* _Exercise requirements_:
Your task is to copy the listing exactly, with the pictures left out.

════════════════════

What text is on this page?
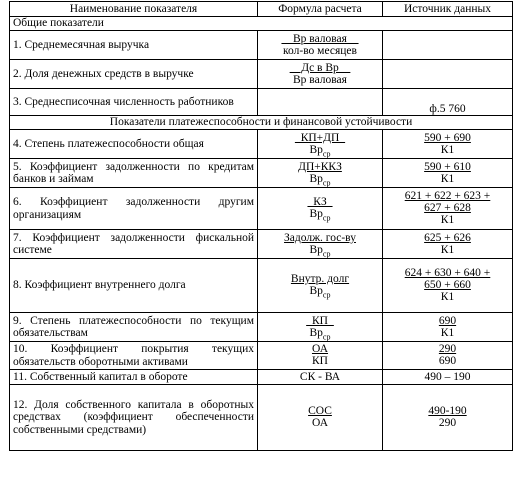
Наименование показателя	Формула расчета	Источник данных
Общие показатели		
1. Среднемесячная выручка	$\frac{\text{\_\_Вр валовая\_\_}}{\text{кол-во месяцев}}$

2. Доля денежных средств в выручке	$\frac{\text{\_\_Дс в Вр\_\_}}{\text{Вр валовая}}$

3. Среднесписочная численность работников		ф.5 760
Показатели платежеспособности и финансовой устойчивости		
4. Степень платежеспособности общая	$\frac{\_КП+ДП\_}{Вр_{ср}}$	$\frac{590 + 690}{К1}$

5. Коэффициент задолженности по кредитам банков и займам	$\frac{\text{ДП+ККЗ}}{Вр_{ср}}$	$\frac{590 + 610}{К1}$

6. Коэффициент задолженности другим организациям	$\frac{\_КЗ\_}{Вр_{ср}}$	621 + 622 + 623 +
627 + 628
К1

7. Коэффициент задолженности фискальной системе	$\frac{\text{Задолж. гос-ву}}{Вр_{ср}}$	$\frac{625 + 626}{К1}$

8. Коэффициент внутреннего долга	$\frac{\text{Внутр. долг}}{Вр_{ср}}$	624 + 630 + 640 +
650 + 660
К1

9. Степень платежеспособности по текущим обязательствам	$\frac{\_КП\_}{Вр_{ср}}$	$\frac{690}{К1}$

10. Коэффициент покрытия текущих обязательств оборотными активами	$\frac{ОА}{КП}$	$\frac{290}{690}$

11. Собственный капитал в обороте	СК - ВА	490 – 190
12. Доля собственного капитала в оборотных средствах (коэффициент обеспеченности собственными средствами)	$\frac{\text{СОС}}{ОА}$	$\frac{490-190}{290}$
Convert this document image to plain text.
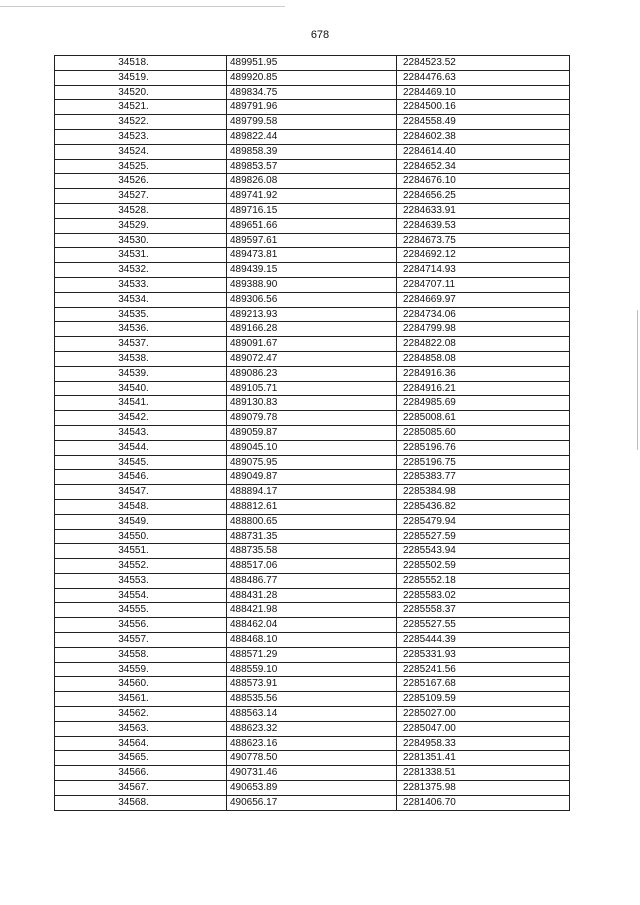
678
34518.	489951.95	2284523.52
34519.	489920.85	2284476.63
34520.	489834.75	2284469.10
34521.	489791.96	2284500.16
34522.	489799.58	2284558.49
34523.	489822.44	2284602.38
34524.	489858.39	2284614.40
34525.	489853.57	2284652.34
34526.	489826.08	2284676.10
34527.	489741.92	2284656.25
34528.	489716.15	2284633.91
34529.	489651.66	2284639.53
34530.	489597.61	2284673.75
34531.	489473.81	2284692.12
34532.	489439.15	2284714.93
34533.	489388.90	2284707.11
34534.	489306.56	2284669.97
34535.	489213.93	2284734.06
34536.	489166.28	2284799.98
34537.	489091.67	2284822.08
34538.	489072.47	2284858.08
34539.	489086.23	2284916.36
34540.	489105.71	2284916.21
34541.	489130.83	2284985.69
34542.	489079.78	2285008.61
34543.	489059.87	2285085.60
34544.	489045.10	2285196.76
34545.	489075.95	2285196.75
34546.	489049.87	2285383.77
34547.	488894.17	2285384.98
34548.	488812.61	2285436.82
34549.	488800.65	2285479.94
34550.	488731.35	2285527.59
34551.	488735.58	2285543.94
34552.	488517.06	2285502.59
34553.	488486.77	2285552.18
34554.	488431.28	2285583.02
34555.	488421.98	2285558.37
34556.	488462.04	2285527.55
34557.	488468.10	2285444.39
34558.	488571.29	2285331.93
34559.	488559.10	2285241.56
34560.	488573.91	2285167.68
34561.	488535.56	2285109.59
34562.	488563.14	2285027.00
34563.	488623.32	2285047.00
34564.	488623.16	2284958.33
34565.	490778.50	2281351.41
34566.	490731.46	2281338.51
34567.	490653.89	2281375.98
34568.	490656.17	2281406.70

════════════════════

* _Answer to this exercise_:
What text is on this page?
Наименование показателя	Формула расчета	Источник данных
Общие показатели		
1. Среднемесячная выручка	$\frac{\text{\_\_Вр валовая\_\_}}{\text{кол-во месяцев}}$

2. Доля денежных средств в выручке	$\frac{\text{\_\_Дс в Вр\_\_}}{\text{Вр валовая}}$

3. Среднесписочная численность работников		ф.5 760
Показатели платежеспособности и финансовой устойчивости		
4. Степень платежеспособности общая	$\frac{\_КП+ДП\_}{Вр_{ср}}$	$\frac{590 + 690}{К1}$

5. Коэффициент задолженности по кредитам банков и займам	$\frac{\text{ДП+ККЗ}}{Вр_{ср}}$	$\frac{590 + 610}{К1}$

6. Коэффициент задолженности другим организациям	$\frac{\_КЗ\_}{Вр_{ср}}$	621 + 622 + 623 +
627 + 628
К1

7. Коэффициент задолженности фискальной системе	$\frac{\text{Задолж. гос-ву}}{Вр_{ср}}$	$\frac{625 + 626}{К1}$

8. Коэффициент внутреннего долга	$\frac{\text{Внутр. долг}}{Вр_{ср}}$	624 + 630 + 640 +
650 + 660
К1

9. Степень платежеспособности по текущим обязательствам	$\frac{\_КП\_}{Вр_{ср}}$	$\frac{690}{К1}$

10. Коэффициент покрытия текущих обязательств оборотными активами	$\frac{ОА}{КП}$	$\frac{290}{690}$

11. Собственный капитал в обороте	СК - ВА	490 – 190
12. Доля собственного капитала в оборотных средствах (коэффициент обеспеченности собственными средствами)	$\frac{\text{СОС}}{ОА}$	$\frac{490-190}{290}$
Convert this document image to plain text.
678
34518.	489951.95	2284523.52
34519.	489920.85	2284476.63
34520.	489834.75	2284469.10
34521.	489791.96	2284500.16
34522.	489799.58	2284558.49
34523.	489822.44	2284602.38
34524.	489858.39	2284614.40
34525.	489853.57	2284652.34
34526.	489826.08	2284676.10
34527.	489741.92	2284656.25
34528.	489716.15	2284633.91
34529.	489651.66	2284639.53
34530.	489597.61	2284673.75
34531.	489473.81	2284692.12
34532.	489439.15	2284714.93
34533.	489388.90	2284707.11
34534.	489306.56	2284669.97
34535.	489213.93	2284734.06
34536.	489166.28	2284799.98
34537.	489091.67	2284822.08
34538.	489072.47	2284858.08
34539.	489086.23	2284916.36
34540.	489105.71	2284916.21
34541.	489130.83	2284985.69
34542.	489079.78	2285008.61
34543.	489059.87	2285085.60
34544.	489045.10	2285196.76
34545.	489075.95	2285196.75
34546.	489049.87	2285383.77
34547.	488894.17	2285384.98
34548.	488812.61	2285436.82
34549.	488800.65	2285479.94
34550.	488731.35	2285527.59
34551.	488735.58	2285543.94
34552.	488517.06	2285502.59
34553.	488486.77	2285552.18
34554.	488431.28	2285583.02
34555.	488421.98	2285558.37
34556.	488462.04	2285527.55
34557.	488468.10	2285444.39
34558.	488571.29	2285331.93
34559.	488559.10	2285241.56
34560.	488573.91	2285167.68
34561.	488535.56	2285109.59
34562.	488563.14	2285027.00
34563.	488623.32	2285047.00
34564.	488623.16	2284958.33
34565.	490778.50	2281351.41
34566.	490731.46	2281338.51
34567.	490653.89	2281375.98
34568.	490656.17	2281406.70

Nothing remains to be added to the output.